▸ **Available records**:
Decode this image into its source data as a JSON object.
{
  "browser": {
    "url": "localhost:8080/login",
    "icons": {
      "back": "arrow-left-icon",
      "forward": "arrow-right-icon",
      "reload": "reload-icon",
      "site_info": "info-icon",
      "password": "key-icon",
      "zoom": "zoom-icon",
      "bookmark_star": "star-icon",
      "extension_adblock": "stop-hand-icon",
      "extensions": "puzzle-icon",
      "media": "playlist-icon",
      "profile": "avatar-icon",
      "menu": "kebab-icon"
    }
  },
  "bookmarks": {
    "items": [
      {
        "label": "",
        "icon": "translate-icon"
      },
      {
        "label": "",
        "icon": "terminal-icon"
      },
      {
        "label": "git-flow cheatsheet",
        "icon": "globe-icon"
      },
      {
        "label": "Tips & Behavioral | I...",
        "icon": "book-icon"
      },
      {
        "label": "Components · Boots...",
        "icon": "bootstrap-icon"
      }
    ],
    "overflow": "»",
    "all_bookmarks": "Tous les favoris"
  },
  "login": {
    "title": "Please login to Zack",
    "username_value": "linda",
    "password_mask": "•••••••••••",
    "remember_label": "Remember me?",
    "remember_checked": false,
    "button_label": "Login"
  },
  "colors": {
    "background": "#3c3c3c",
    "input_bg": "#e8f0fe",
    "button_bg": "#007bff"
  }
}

▸ **Short exercise**:
Write out all the records above again, exactly as they stand.

▸ **Result of the task**:
Decode this image into its source data as a JSON object.
{
  "browser": {
    "url": "localhost:8080/login",
    "icons": {
      "back": "arrow-left-icon",
      "forward": "arrow-right-icon",
      "reload": "reload-icon",
      "site_info": "info-icon",
      "password": "key-icon",
      "zoom": "zoom-icon",
      "bookmark_star": "star-icon",
      "extension_adblock": "stop-hand-icon",
      "extensions": "puzzle-icon",
      "media": "playlist-icon",
      "profile": "avatar-icon",
      "menu": "kebab-icon"
    }
  },
  "bookmarks": {
    "items": [
      {
        "label": "",
        "icon": "translate-icon"
      },
      {
        "label": "",
        "icon": "terminal-icon"
      },
      {
        "label": "git-flow cheatsheet",
        "icon": "globe-icon"
      },
      {
        "label": "Tips & Behavioral | I...",
        "icon": "book-icon"
      },
      {
        "label": "Components · Boots...",
        "icon": "bootstrap-icon"
      }
    ],
    "overflow": "»",
    "all_bookmarks": "Tous les favoris"
  },
  "login": {
    "title": "Please login to Zack",
    "username_value": "linda",
    "password_mask": "•••••••••••",
    "remember_label": "Remember me?",
    "remember_checked": false,
    "button_label": "Login"
  },
  "colors": {
    "background": "#3c3c3c",
    "input_bg": "#e8f0fe",
    "button_bg": "#007bff"
  }
}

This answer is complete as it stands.